>>>
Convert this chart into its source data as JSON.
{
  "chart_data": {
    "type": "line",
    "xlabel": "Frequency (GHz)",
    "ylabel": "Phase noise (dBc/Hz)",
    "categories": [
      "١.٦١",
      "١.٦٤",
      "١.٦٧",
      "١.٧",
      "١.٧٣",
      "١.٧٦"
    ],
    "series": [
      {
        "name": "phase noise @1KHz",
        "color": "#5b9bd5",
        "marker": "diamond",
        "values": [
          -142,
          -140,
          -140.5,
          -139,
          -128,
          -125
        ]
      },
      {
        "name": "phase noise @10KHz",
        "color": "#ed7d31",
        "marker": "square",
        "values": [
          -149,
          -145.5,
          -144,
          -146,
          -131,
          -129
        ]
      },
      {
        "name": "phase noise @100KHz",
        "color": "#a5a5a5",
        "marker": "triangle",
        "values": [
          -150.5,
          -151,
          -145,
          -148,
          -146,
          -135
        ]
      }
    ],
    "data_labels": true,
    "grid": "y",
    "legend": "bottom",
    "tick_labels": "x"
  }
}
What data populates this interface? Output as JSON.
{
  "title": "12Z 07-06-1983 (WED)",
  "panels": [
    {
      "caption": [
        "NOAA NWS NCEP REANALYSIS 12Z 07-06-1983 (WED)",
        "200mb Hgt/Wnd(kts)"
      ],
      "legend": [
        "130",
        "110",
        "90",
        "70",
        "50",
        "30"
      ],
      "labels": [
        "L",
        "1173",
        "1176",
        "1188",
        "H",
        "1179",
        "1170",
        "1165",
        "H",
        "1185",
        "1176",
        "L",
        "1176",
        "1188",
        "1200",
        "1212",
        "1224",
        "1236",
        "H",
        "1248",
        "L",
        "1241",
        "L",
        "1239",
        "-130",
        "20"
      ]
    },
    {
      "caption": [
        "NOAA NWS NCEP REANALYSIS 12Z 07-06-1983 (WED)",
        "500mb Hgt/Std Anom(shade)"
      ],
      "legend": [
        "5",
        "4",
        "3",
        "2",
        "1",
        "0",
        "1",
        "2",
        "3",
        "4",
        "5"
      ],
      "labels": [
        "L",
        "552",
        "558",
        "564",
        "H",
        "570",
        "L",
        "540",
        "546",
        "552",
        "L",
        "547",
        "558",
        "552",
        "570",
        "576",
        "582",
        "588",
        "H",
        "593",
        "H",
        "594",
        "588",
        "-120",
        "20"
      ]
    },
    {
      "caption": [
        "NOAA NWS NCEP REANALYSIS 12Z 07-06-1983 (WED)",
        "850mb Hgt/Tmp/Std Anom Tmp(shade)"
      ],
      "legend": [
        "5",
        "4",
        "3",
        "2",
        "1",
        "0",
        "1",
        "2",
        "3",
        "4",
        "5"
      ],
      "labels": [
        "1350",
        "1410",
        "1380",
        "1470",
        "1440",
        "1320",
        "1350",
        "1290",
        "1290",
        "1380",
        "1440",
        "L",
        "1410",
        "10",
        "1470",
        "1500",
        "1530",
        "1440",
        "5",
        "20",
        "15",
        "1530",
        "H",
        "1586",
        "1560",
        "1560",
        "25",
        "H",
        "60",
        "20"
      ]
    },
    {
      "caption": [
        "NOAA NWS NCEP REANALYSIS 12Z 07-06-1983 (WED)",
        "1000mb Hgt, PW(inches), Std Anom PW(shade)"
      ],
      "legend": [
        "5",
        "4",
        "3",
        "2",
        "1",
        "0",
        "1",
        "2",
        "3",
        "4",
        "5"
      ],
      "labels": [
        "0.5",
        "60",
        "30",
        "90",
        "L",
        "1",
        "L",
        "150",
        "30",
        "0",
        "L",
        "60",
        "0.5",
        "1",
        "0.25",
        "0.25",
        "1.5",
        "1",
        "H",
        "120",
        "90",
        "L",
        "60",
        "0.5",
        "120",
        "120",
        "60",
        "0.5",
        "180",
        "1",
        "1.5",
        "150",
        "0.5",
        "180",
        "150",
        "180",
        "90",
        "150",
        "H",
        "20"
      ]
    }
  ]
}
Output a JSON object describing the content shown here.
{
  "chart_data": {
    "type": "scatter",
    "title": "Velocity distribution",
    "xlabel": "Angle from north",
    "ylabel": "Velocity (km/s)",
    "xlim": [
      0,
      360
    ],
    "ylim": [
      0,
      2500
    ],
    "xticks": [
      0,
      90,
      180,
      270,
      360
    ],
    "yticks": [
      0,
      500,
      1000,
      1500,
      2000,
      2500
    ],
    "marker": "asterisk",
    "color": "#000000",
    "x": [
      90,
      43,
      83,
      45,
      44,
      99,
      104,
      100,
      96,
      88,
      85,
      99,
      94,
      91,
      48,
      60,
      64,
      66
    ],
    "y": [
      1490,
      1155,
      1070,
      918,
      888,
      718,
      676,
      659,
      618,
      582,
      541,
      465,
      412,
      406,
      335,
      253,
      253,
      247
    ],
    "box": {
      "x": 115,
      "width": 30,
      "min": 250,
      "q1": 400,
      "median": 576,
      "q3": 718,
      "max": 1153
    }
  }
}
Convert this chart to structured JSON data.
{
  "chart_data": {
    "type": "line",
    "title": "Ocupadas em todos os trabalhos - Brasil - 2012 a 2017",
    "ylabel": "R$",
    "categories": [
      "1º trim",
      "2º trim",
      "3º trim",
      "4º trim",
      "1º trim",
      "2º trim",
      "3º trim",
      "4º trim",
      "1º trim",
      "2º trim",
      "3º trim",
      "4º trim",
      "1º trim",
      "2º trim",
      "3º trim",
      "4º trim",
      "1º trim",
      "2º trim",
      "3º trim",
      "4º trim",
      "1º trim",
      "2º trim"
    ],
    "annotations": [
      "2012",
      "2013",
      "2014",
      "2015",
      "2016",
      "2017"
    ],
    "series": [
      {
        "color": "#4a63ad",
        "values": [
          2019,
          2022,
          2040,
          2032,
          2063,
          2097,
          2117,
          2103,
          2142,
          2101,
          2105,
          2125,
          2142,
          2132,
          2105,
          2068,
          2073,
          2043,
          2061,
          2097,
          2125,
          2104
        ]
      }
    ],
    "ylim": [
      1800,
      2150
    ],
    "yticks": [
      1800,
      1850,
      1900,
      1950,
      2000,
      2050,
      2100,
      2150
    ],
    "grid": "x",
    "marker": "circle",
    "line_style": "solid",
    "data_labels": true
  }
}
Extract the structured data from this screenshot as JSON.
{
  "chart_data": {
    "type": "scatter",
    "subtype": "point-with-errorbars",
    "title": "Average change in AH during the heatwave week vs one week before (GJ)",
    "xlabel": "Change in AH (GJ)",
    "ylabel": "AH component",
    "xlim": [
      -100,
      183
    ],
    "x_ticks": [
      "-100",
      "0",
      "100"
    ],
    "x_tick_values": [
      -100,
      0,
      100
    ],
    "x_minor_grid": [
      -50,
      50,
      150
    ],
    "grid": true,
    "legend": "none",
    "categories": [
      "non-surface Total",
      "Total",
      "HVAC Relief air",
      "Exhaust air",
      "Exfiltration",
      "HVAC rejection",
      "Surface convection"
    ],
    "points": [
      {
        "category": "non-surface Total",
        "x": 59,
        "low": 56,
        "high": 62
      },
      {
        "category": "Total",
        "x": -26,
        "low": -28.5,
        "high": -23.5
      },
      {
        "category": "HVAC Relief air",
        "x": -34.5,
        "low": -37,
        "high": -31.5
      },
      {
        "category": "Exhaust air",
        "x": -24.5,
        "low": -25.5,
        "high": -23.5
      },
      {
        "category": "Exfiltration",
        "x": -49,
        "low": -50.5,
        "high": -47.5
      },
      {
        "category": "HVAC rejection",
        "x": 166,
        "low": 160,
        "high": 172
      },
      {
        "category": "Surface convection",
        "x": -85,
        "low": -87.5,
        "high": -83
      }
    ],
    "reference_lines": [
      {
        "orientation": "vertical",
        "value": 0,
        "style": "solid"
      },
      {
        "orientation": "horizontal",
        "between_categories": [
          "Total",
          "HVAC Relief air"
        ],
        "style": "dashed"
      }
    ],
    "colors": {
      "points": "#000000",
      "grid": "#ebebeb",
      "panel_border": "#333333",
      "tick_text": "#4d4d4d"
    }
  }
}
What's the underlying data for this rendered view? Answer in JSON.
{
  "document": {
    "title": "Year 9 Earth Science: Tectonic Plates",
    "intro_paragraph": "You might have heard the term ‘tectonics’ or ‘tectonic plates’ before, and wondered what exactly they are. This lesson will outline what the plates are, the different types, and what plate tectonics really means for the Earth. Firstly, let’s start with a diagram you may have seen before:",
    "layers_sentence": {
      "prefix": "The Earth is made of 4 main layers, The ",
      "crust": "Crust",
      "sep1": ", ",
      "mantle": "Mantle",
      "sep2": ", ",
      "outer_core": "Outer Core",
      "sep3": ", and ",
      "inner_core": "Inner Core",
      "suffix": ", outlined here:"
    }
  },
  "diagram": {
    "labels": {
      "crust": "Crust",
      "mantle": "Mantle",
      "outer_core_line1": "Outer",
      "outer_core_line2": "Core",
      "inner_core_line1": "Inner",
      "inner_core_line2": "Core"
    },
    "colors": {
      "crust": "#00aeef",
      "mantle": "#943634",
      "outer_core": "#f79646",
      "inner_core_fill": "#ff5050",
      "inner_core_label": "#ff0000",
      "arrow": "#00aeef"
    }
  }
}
<<<
**Exercise objective**. Pick out the lines that have the word "xlabel". Copy them all.

**Result of the task**.
    "xlabel": "Frequency (GHz)",
    "xlabel": "Angle from north",
    "xlabel": "Change in AH (GJ)",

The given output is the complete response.